WHAT IS ASKED:
1. Decide whether each statement below agrees with the Rahul Pandita interview. Answer yes or no for each, quoting the words of the interview that decide it.
(a) Pandita found Hello, Bastar easier to write than Our Moon Has Blood Clots.
(b) According to Pandita, the modern Naxal movement was created in the jungles of Bastar in the 1990s.
(c) Pandita tells young people that he learned most of what he knows in school or college.
2. Print the passage of the Rahul Pandita interview that begins at the words "Talking about preconceived" and stops after the words "life in general.".
3. Proceed with the Rahul Pandita interview from the point where it stops.

** start DOCUMENT EXTRACT **

Publish with Us

Follow Penguin

Follow Penguinsters

Follow Penguin Swadesh

 From the Writer’s Desk ft. Rahul Pandita

by Avleen Kaur

 

To write books that have political blood and bones, in a country like ours, is a brave job that requires hard work. And here’s someone who’s trying to do it right by talking about important issues through deep rooted investigative journalism. We sat down with the incredible Rahul Pandita and discussed both his books, Our Moon Has Blood Clots and Hello, Bastar; the different processes that went behind writing a memoir and an investigative book, and what inspires him to write. 

 

What prompted you to write Hello, Bastar and what are you trying to say through it?

 

Hello, Bastar is a labour of many, many years of travel through central and eastern India, in what are widely known as left-wing, extremist-affected districts of India. Most of these travels happened at a time when the editors and intellectuals in Delhi and other bigger cities had very little idea about the movement and how large its future could be. Nobody anticipated how it would consume us in many ways in the following years until our former Prime Minister, Mr. Manmohan Singh called it the country’s biggest internal security threat.  

This book is basically about how a handful of young men and women believed in a certain idea of revolution and how they created the modern Naxal movement from the jungles of Bastar in the 1980s. Hello, Bastar is mostly meant for a non-academic reader, for someone who is a student of India and really wants to know what is happening in this part of the country.  

 

While your previous book, Our Moon Has Blood Clots was a memoir that rose out of personal and community experience, Hello, Bastar is more investigative in nature, made out of reportage and interviews. How different were both the processes? And was the latter more comfortable considering your journalistic background? 

 

I think Hello, Bastar was a relatively easier book to write because it was largely a part of what I do as a journalist. So, writing this did not feel as hard as the previous book which is part memoir-part reportage of the exodus and torture that happened to a minority community in the Kashmir Valley. That book was more difficult to write because of the personal history involved. And as my editor, Meru might recall that there were times when I had to wait through patches of darkness because of which the book became extremely difficult to write. But during those patches, Meru did handhold me quite a few times during the writing process for which I remain grateful to her.  

 

Both the books talk about conflicts. Is that something that particularly intrigues you?  

 

Well, I am a conflict writer. Early on in my career, when I came to Delhi, I made a pact with myself. I vowed that I will not report on things based out of New Delhi because most times when you care about an incident or event, you have a preconceived notion about it. And most times when you actually investigate on the ground level, you are surprised to realize that your preconceived notions about most things were absolutely false. So, the reportage part of Our Moon Has Blood Clots or the entirety of Hello, Bastar has been built out of investigative journeys made through the length and breadth of the country.  

 

Talking about preconceived notions, there must be a lot of things you would’ve learnt during Hello, Bastar. Was there one thing that particularly shocked you or was a wild revelation? 

 

Whenever I get a chance to interact with young people, I tell them, ‘I’ve learnt nothing in school or college. Whatever I have learnt of life, I have learnt from Bastar, really.’ I spent weeks and weeks embedded with the Maoist guerillas and Adivasis in the back of beyond and learnt years in days. So, every journey, every day has been replete with some learning. And many of those learnings have left me shocked, surprised and sometimes also thankful that I could travel to these parts and learn so much not only about these people but about life in general.

** end DOCUMENT EXTRACT **
** start GIVEN MATERIAL **

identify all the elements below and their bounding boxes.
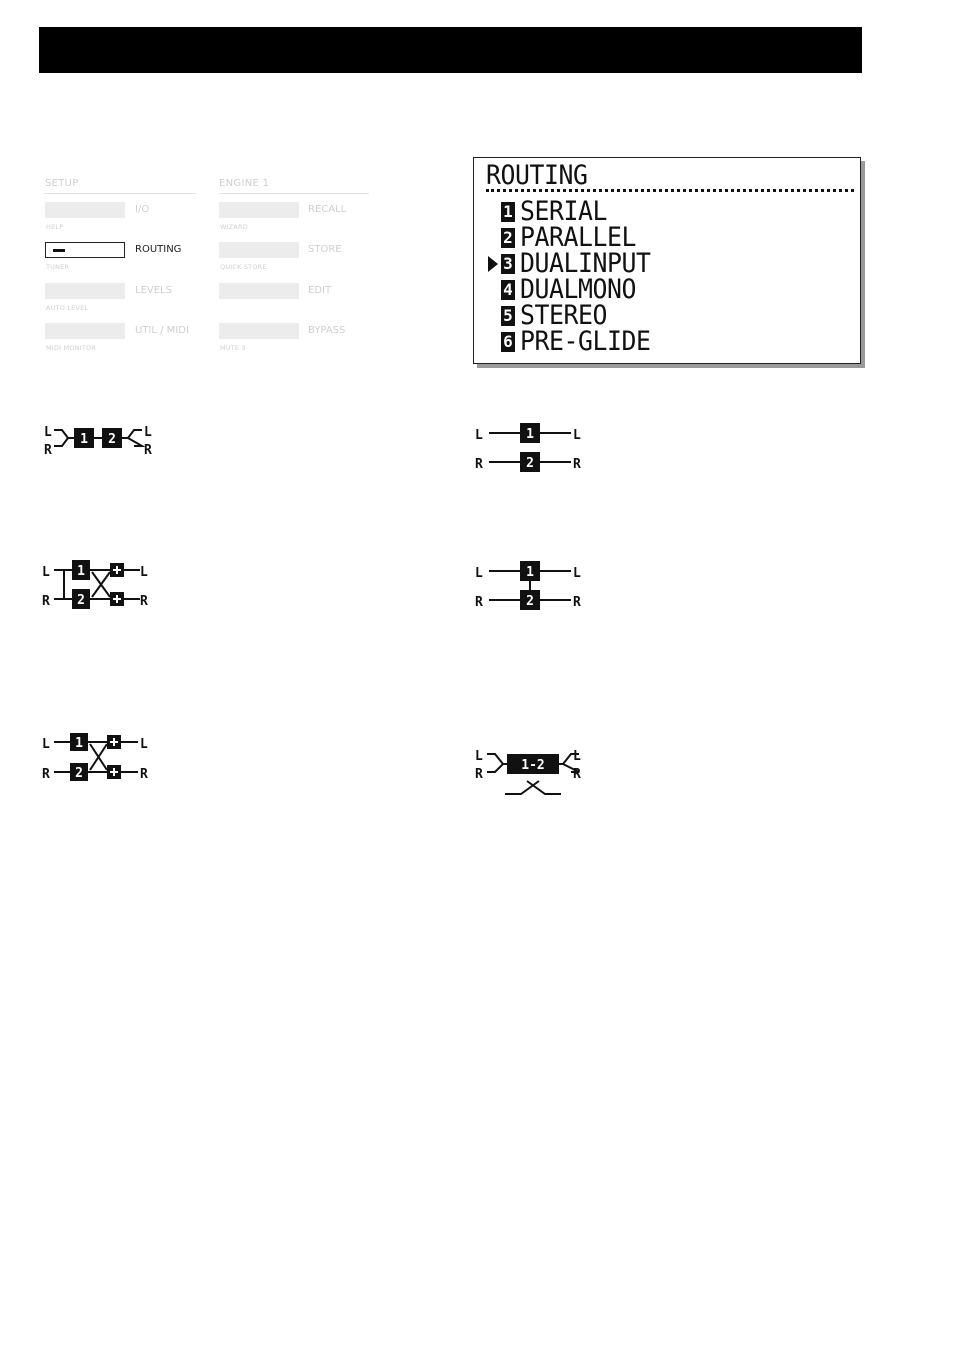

** end GIVEN MATERIAL **

RESULTS OF THE EXERCISE:
1.
(a) Yes: "I think Hello, Bastar was a relatively easier book to write"
(b) No: "how they created the modern Naxal movement from the jungles of Bastar in the 1980s"
(c) No: "I’ve learnt nothing in school or college."

2.
Talking about preconceived notions, there must be a lot of things you would’ve learnt during Hello, Bastar. Was there one thing that particularly shocked you or was a wild revelation? 

 

Whenever I get a chance to interact with young people, I tell them, ‘I’ve learnt nothing in school or college. Whatever I have learnt of life, I have learnt from Bastar, really.’ I spent weeks and weeks embedded with the Maoist guerillas and Adivasis in the back of beyond and learnt years in days. So, every journey, every day has been replete with some learning. And many of those learnings have left me shocked, surprised and sometimes also thankful that I could travel to these parts and learn so much not only about these people but about life in general.

3.
 

And was it difficult reaching out to a community you don’t belong to? Were you apprehensive? Were they apprehensive in sharing their life and story with you?  

 

So again, I think this is a part of a larger problem which Indian journalism suffers from. Where journalists are just paradropped at some place because of a particular incident and they spend a couple of days there, piggybacking on the previous work of stringers or local resource persons and later on claim to understand everything about that area. In the past, I have typically called it ‘clean-bedsheet journalism’ where you leave for a small town in the morning and make sure that you come back to the small hotel by the evening. But that’s not how things work, at least in Bastar.  

You have to spend a lot of time in Bastar to understand its reality. When you’re travelling in the village during the day, you might come across an ordinary Adivasi at the roadside tea shop. Later, you find out that he is a Naxal Guerilla. But that is not something you will know if you just have tea there and proceed back to your station. Conflict zones are like snake pits, you don’t know who is who until you familiarize yourself to the place. 

Also, it takes a lot of time for people to open up about their story. There were times when we were embedded with Maoist groups of men and women, where young women especially would really shy away and not talk at all. But after spending some days with them and talking to them, telling them you mean well, that you’re there to know their story and make them comfortable – they open up. And that again, is unfortunately not possible when you’re there for a day or two.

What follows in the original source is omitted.